_What you have to do:_
Restate the complete material exactly.

_Data:_

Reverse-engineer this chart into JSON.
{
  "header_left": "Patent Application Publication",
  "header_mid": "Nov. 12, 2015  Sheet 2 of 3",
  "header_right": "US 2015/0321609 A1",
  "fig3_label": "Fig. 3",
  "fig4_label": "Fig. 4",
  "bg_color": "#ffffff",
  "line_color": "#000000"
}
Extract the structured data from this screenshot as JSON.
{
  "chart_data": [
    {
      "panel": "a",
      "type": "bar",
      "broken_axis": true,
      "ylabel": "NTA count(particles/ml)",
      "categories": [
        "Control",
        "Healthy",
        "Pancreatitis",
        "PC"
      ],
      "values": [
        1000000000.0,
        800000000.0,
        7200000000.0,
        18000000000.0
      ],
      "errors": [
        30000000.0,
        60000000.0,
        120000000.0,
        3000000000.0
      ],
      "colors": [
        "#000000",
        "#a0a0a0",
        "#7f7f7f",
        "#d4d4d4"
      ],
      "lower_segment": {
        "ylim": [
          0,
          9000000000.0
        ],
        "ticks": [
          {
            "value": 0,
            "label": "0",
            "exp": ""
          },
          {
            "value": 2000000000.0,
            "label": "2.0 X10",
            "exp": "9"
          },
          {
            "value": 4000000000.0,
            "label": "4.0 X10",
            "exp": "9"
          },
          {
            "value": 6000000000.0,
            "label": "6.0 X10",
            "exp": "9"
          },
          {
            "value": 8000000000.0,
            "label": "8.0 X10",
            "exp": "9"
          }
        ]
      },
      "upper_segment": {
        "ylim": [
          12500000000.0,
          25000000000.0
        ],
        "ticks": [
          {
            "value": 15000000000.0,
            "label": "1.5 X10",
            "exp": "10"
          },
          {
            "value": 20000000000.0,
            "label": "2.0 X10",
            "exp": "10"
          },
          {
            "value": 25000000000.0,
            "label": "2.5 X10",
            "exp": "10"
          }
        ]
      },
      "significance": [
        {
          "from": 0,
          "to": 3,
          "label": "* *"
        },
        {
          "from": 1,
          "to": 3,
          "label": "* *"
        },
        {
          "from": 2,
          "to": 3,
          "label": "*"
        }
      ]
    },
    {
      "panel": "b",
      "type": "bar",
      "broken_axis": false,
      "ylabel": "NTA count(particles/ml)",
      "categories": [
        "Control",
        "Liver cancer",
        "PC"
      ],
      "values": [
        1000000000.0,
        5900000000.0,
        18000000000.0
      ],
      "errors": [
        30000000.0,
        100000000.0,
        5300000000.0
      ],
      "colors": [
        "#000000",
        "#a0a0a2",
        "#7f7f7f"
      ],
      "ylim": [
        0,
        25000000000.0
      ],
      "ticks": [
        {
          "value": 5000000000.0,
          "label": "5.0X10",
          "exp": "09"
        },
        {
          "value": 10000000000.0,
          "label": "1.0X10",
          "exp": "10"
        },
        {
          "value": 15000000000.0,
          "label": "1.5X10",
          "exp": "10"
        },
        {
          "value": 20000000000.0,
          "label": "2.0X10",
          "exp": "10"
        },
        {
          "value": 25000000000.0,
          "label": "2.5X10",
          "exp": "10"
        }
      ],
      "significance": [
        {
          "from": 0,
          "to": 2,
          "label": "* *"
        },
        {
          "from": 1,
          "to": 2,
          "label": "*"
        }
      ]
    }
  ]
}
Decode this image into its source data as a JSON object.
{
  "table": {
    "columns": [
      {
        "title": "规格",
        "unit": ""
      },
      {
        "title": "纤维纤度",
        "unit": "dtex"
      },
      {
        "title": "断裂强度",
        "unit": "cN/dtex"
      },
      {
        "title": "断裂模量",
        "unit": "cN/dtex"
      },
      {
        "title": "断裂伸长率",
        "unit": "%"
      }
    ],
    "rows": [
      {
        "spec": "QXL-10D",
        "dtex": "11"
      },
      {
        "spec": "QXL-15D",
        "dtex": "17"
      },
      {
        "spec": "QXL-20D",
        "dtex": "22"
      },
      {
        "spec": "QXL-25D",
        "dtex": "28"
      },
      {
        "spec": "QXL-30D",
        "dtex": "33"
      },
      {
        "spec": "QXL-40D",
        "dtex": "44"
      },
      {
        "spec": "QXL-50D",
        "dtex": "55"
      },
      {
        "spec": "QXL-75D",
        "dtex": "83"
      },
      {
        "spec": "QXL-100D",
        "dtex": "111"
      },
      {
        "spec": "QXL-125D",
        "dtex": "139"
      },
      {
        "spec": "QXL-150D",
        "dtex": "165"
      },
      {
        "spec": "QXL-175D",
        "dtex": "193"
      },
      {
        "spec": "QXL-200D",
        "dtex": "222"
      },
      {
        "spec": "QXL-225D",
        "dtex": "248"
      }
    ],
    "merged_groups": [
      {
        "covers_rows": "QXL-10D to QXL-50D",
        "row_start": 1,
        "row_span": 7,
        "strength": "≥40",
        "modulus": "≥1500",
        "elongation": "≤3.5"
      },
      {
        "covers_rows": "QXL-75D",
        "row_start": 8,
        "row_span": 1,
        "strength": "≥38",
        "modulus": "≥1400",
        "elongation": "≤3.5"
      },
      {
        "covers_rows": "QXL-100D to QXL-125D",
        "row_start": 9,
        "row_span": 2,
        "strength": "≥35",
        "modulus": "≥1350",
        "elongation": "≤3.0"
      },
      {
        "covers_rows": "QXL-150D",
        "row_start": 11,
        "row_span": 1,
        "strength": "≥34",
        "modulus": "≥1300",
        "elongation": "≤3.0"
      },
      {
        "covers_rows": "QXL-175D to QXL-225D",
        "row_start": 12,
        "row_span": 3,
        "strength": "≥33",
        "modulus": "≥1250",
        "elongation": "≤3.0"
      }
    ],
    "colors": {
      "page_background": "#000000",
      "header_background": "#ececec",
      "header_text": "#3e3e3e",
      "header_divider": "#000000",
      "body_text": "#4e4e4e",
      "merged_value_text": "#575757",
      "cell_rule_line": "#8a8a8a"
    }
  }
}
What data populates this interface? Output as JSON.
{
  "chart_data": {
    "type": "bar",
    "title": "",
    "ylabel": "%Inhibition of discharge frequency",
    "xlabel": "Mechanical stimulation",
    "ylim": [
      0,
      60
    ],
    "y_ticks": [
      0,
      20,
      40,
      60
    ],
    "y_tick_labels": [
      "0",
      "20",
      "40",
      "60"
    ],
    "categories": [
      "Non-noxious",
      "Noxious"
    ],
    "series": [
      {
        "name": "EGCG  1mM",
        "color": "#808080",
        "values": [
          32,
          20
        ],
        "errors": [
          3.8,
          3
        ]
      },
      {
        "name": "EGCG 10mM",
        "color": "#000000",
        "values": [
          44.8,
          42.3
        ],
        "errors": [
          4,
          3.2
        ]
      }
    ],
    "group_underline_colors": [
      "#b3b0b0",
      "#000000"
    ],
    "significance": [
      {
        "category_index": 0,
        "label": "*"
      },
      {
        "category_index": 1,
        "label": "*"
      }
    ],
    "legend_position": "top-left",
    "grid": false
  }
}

_The reply:_
Reverse-engineer this chart into JSON.
{
  "header_left": "Patent Application Publication",
  "header_mid": "Nov. 12, 2015  Sheet 2 of 3",
  "header_right": "US 2015/0321609 A1",
  "fig3_label": "Fig. 3",
  "fig4_label": "Fig. 4",
  "bg_color": "#ffffff",
  "line_color": "#000000"
}
Extract the structured data from this screenshot as JSON.
{
  "chart_data": [
    {
      "panel": "a",
      "type": "bar",
      "broken_axis": true,
      "ylabel": "NTA count(particles/ml)",
      "categories": [
        "Control",
        "Healthy",
        "Pancreatitis",
        "PC"
      ],
      "values": [
        1000000000.0,
        800000000.0,
        7200000000.0,
        18000000000.0
      ],
      "errors": [
        30000000.0,
        60000000.0,
        120000000.0,
        3000000000.0
      ],
      "colors": [
        "#000000",
        "#a0a0a0",
        "#7f7f7f",
        "#d4d4d4"
      ],
      "lower_segment": {
        "ylim": [
          0,
          9000000000.0
        ],
        "ticks": [
          {
            "value": 0,
            "label": "0",
            "exp": ""
          },
          {
            "value": 2000000000.0,
            "label": "2.0 X10",
            "exp": "9"
          },
          {
            "value": 4000000000.0,
            "label": "4.0 X10",
            "exp": "9"
          },
          {
            "value": 6000000000.0,
            "label": "6.0 X10",
            "exp": "9"
          },
          {
            "value": 8000000000.0,
            "label": "8.0 X10",
            "exp": "9"
          }
        ]
      },
      "upper_segment": {
        "ylim": [
          12500000000.0,
          25000000000.0
        ],
        "ticks": [
          {
            "value": 15000000000.0,
            "label": "1.5 X10",
            "exp": "10"
          },
          {
            "value": 20000000000.0,
            "label": "2.0 X10",
            "exp": "10"
          },
          {
            "value": 25000000000.0,
            "label": "2.5 X10",
            "exp": "10"
          }
        ]
      },
      "significance": [
        {
          "from": 0,
          "to": 3,
          "label": "* *"
        },
        {
          "from": 1,
          "to": 3,
          "label": "* *"
        },
        {
          "from": 2,
          "to": 3,
          "label": "*"
        }
      ]
    },
    {
      "panel": "b",
      "type": "bar",
      "broken_axis": false,
      "ylabel": "NTA count(particles/ml)",
      "categories": [
        "Control",
        "Liver cancer",
        "PC"
      ],
      "values": [
        1000000000.0,
        5900000000.0,
        18000000000.0
      ],
      "errors": [
        30000000.0,
        100000000.0,
        5300000000.0
      ],
      "colors": [
        "#000000",
        "#a0a0a2",
        "#7f7f7f"
      ],
      "ylim": [
        0,
        25000000000.0
      ],
      "ticks": [
        {
          "value": 5000000000.0,
          "label": "5.0X10",
          "exp": "09"
        },
        {
          "value": 10000000000.0,
          "label": "1.0X10",
          "exp": "10"
        },
        {
          "value": 15000000000.0,
          "label": "1.5X10",
          "exp": "10"
        },
        {
          "value": 20000000000.0,
          "label": "2.0X10",
          "exp": "10"
        },
        {
          "value": 25000000000.0,
          "label": "2.5X10",
          "exp": "10"
        }
      ],
      "significance": [
        {
          "from": 0,
          "to": 2,
          "label": "* *"
        },
        {
          "from": 1,
          "to": 2,
          "label": "*"
        }
      ]
    }
  ]
}
Decode this image into its source data as a JSON object.
{
  "table": {
    "columns": [
      {
        "title": "规格",
        "unit": ""
      },
      {
        "title": "纤维纤度",
        "unit": "dtex"
      },
      {
        "title": "断裂强度",
        "unit": "cN/dtex"
      },
      {
        "title": "断裂模量",
        "unit": "cN/dtex"
      },
      {
        "title": "断裂伸长率",
        "unit": "%"
      }
    ],
    "rows": [
      {
        "spec": "QXL-10D",
        "dtex": "11"
      },
      {
        "spec": "QXL-15D",
        "dtex": "17"
      },
      {
        "spec": "QXL-20D",
        "dtex": "22"
      },
      {
        "spec": "QXL-25D",
        "dtex": "28"
      },
      {
        "spec": "QXL-30D",
        "dtex": "33"
      },
      {
        "spec": "QXL-40D",
        "dtex": "44"
      },
      {
        "spec": "QXL-50D",
        "dtex": "55"
      },
      {
        "spec": "QXL-75D",
        "dtex": "83"
      },
      {
        "spec": "QXL-100D",
        "dtex": "111"
      },
      {
        "spec": "QXL-125D",
        "dtex": "139"
      },
      {
        "spec": "QXL-150D",
        "dtex": "165"
      },
      {
        "spec": "QXL-175D",
        "dtex": "193"
      },
      {
        "spec": "QXL-200D",
        "dtex": "222"
      },
      {
        "spec": "QXL-225D",
        "dtex": "248"
      }
    ],
    "merged_groups": [
      {
        "covers_rows": "QXL-10D to QXL-50D",
        "row_start": 1,
        "row_span": 7,
        "strength": "≥40",
        "modulus": "≥1500",
        "elongation": "≤3.5"
      },
      {
        "covers_rows": "QXL-75D",
        "row_start": 8,
        "row_span": 1,
        "strength": "≥38",
        "modulus": "≥1400",
        "elongation": "≤3.5"
      },
      {
        "covers_rows": "QXL-100D to QXL-125D",
        "row_start": 9,
        "row_span": 2,
        "strength": "≥35",
        "modulus": "≥1350",
        "elongation": "≤3.0"
      },
      {
        "covers_rows": "QXL-150D",
        "row_start": 11,
        "row_span": 1,
        "strength": "≥34",
        "modulus": "≥1300",
        "elongation": "≤3.0"
      },
      {
        "covers_rows": "QXL-175D to QXL-225D",
        "row_start": 12,
        "row_span": 3,
        "strength": "≥33",
        "modulus": "≥1250",
        "elongation": "≤3.0"
      }
    ],
    "colors": {
      "page_background": "#000000",
      "header_background": "#ececec",
      "header_text": "#3e3e3e",
      "header_divider": "#000000",
      "body_text": "#4e4e4e",
      "merged_value_text": "#575757",
      "cell_rule_line": "#8a8a8a"
    }
  }
}
What data populates this interface? Output as JSON.
{
  "chart_data": {
    "type": "bar",
    "title": "",
    "ylabel": "%Inhibition of discharge frequency",
    "xlabel": "Mechanical stimulation",
    "ylim": [
      0,
      60
    ],
    "y_ticks": [
      0,
      20,
      40,
      60
    ],
    "y_tick_labels": [
      "0",
      "20",
      "40",
      "60"
    ],
    "categories": [
      "Non-noxious",
      "Noxious"
    ],
    "series": [
      {
        "name": "EGCG  1mM",
        "color": "#808080",
        "values": [
          32,
          20
        ],
        "errors": [
          3.8,
          3
        ]
      },
      {
        "name": "EGCG 10mM",
        "color": "#000000",
        "values": [
          44.8,
          42.3
        ],
        "errors": [
          4,
          3.2
        ]
      }
    ],
    "group_underline_colors": [
      "#b3b0b0",
      "#000000"
    ],
    "significance": [
      {
        "category_index": 0,
        "label": "*"
      },
      {
        "category_index": 1,
        "label": "*"
      }
    ],
    "legend_position": "top-left",
    "grid": false
  }
}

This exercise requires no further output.